*** DATA TO PROCESS

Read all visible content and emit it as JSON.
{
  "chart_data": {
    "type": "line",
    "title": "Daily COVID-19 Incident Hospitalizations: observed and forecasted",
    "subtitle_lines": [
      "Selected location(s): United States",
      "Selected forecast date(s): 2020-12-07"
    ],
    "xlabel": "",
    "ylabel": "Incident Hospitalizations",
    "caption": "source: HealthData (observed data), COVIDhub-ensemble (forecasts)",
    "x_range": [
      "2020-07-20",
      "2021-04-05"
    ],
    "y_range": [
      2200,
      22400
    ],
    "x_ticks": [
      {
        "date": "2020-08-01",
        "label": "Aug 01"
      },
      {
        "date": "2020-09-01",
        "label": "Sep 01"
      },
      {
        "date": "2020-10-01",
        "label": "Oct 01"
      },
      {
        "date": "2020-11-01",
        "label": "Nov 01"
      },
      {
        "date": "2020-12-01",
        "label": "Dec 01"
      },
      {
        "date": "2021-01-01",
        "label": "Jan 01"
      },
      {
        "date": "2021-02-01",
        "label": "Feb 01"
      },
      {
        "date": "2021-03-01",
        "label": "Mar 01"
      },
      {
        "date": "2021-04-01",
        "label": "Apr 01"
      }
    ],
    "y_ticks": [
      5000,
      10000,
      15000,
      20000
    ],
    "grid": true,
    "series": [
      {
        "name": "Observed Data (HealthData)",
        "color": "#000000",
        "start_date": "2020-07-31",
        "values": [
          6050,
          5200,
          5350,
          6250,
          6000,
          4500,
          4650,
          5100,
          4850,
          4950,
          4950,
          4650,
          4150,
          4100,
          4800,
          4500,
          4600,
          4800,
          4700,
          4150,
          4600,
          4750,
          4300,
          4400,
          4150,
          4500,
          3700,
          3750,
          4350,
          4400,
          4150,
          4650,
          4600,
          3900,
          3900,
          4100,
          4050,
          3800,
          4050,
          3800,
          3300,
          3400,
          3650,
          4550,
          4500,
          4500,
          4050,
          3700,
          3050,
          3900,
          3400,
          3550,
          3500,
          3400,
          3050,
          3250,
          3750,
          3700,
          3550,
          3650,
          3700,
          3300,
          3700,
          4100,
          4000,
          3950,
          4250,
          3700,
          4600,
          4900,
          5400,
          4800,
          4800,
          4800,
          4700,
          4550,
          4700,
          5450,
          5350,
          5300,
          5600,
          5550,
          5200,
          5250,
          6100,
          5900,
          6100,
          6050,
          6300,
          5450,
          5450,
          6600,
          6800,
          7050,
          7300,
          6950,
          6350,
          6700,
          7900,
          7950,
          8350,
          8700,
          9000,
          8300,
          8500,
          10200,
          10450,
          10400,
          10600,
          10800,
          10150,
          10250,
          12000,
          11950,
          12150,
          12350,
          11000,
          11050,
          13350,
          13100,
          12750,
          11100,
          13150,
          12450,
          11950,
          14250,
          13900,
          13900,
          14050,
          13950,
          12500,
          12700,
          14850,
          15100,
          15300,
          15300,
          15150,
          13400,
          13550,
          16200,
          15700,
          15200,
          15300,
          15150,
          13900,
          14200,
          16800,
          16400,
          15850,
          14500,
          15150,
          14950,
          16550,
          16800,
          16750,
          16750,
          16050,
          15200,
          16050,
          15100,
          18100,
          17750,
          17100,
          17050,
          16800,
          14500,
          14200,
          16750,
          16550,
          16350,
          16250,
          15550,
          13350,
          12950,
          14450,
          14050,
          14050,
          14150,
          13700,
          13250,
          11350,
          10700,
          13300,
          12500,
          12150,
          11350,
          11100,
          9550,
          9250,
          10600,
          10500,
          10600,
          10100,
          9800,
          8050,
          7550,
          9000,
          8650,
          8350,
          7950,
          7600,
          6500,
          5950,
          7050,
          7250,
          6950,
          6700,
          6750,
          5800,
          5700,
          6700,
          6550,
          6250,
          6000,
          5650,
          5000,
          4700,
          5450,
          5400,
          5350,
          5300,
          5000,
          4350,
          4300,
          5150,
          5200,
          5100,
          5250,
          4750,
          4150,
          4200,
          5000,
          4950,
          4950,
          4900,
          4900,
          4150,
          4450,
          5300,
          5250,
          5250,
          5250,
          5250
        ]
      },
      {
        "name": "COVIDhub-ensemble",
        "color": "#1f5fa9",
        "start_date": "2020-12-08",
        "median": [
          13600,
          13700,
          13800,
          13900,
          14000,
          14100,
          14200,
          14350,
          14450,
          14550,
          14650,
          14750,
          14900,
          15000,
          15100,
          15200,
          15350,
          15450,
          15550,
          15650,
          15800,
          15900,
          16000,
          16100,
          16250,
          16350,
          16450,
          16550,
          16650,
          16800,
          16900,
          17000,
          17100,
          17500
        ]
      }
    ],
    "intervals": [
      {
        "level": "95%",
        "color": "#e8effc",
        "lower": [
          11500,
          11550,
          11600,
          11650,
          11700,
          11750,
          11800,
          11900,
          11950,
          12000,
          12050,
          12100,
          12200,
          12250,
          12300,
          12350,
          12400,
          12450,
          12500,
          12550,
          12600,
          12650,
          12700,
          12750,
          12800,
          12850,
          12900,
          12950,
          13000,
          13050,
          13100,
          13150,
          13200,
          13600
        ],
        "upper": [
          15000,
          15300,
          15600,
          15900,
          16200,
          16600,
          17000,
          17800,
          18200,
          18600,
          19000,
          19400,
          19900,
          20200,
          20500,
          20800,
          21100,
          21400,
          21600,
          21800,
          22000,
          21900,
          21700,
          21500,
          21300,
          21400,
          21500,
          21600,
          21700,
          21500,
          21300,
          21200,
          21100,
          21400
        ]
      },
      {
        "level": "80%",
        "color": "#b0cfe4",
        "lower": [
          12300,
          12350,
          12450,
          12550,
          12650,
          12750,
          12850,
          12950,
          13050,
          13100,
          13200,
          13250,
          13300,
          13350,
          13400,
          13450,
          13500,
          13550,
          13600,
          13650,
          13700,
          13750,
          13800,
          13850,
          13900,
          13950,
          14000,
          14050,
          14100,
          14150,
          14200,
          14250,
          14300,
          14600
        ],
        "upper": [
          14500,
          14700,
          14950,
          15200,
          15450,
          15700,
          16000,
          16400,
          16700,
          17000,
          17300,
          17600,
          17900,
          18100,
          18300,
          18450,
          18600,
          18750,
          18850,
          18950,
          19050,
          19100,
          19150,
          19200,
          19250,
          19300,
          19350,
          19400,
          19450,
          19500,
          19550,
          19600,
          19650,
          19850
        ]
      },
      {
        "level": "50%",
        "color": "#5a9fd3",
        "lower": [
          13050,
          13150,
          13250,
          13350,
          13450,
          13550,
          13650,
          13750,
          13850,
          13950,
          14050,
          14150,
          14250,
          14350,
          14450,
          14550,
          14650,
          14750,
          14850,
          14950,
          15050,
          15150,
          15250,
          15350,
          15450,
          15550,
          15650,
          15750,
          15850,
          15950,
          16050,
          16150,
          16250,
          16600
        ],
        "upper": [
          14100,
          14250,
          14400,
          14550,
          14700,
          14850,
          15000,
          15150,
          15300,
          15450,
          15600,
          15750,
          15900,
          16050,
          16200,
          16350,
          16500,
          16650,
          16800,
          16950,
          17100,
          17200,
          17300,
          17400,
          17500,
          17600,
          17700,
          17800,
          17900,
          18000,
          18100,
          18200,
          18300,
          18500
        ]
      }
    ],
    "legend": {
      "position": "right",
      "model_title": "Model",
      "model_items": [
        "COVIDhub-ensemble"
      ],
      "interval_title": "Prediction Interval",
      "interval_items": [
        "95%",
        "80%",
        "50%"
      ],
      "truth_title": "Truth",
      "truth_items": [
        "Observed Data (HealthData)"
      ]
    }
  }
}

******

SET PROBLEM
Out of the records, collect only those lines that contain the string "COVIDhub".

RESULT OF THE TASK
    "caption": "source: HealthData (observed data), COVIDhub-ensemble (forecasts)",
        "name": "COVIDhub-ensemble",
        "COVIDhub-ensemble"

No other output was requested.